Dataset records:
§ §
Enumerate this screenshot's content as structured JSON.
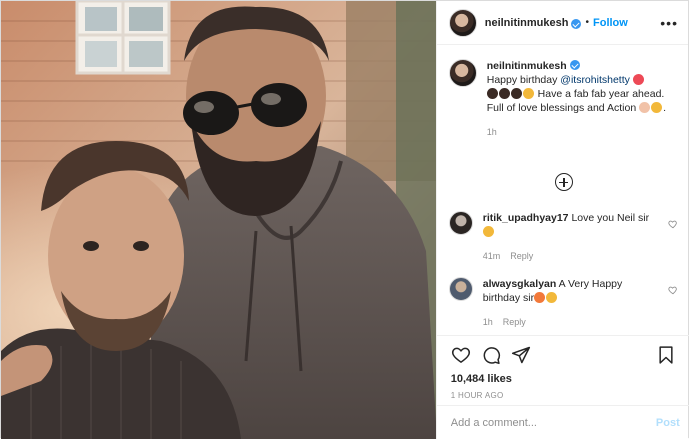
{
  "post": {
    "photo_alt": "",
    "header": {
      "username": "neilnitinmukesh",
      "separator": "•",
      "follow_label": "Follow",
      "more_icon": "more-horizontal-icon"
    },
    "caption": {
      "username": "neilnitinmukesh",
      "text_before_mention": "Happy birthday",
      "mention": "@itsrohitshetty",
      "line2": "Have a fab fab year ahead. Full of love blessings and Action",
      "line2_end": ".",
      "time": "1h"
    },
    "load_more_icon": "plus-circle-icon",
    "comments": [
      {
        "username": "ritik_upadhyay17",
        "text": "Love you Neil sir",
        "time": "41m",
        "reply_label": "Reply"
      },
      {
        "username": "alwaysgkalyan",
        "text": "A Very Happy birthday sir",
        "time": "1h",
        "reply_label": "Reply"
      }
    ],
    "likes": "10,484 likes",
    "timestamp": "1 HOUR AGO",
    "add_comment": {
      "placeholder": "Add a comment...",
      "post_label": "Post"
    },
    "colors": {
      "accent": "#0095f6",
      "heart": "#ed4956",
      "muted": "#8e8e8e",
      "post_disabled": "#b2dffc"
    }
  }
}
§ §
=== Exercise goal ===
Do not copy the pictures, but repeat every line exactly.

=== Output of the exercise ===
Enumerate this screenshot's content as structured JSON.
{
  "post": {
    "photo_alt": "",
    "header": {
      "username": "neilnitinmukesh",
      "separator": "•",
      "follow_label": "Follow",
      "more_icon": "more-horizontal-icon"
    },
    "caption": {
      "username": "neilnitinmukesh",
      "text_before_mention": "Happy birthday",
      "mention": "@itsrohitshetty",
      "line2": "Have a fab fab year ahead. Full of love blessings and Action",
      "line2_end": ".",
      "time": "1h"
    },
    "load_more_icon": "plus-circle-icon",
    "comments": [
      {
        "username": "ritik_upadhyay17",
        "text": "Love you Neil sir",
        "time": "41m",
        "reply_label": "Reply"
      },
      {
        "username": "alwaysgkalyan",
        "text": "A Very Happy birthday sir",
        "time": "1h",
        "reply_label": "Reply"
      }
    ],
    "likes": "10,484 likes",
    "timestamp": "1 HOUR AGO",
    "add_comment": {
      "placeholder": "Add a comment...",
      "post_label": "Post"
    },
    "colors": {
      "accent": "#0095f6",
      "heart": "#ed4956",
      "muted": "#8e8e8e",
      "post_disabled": "#b2dffc"
    }
  }
}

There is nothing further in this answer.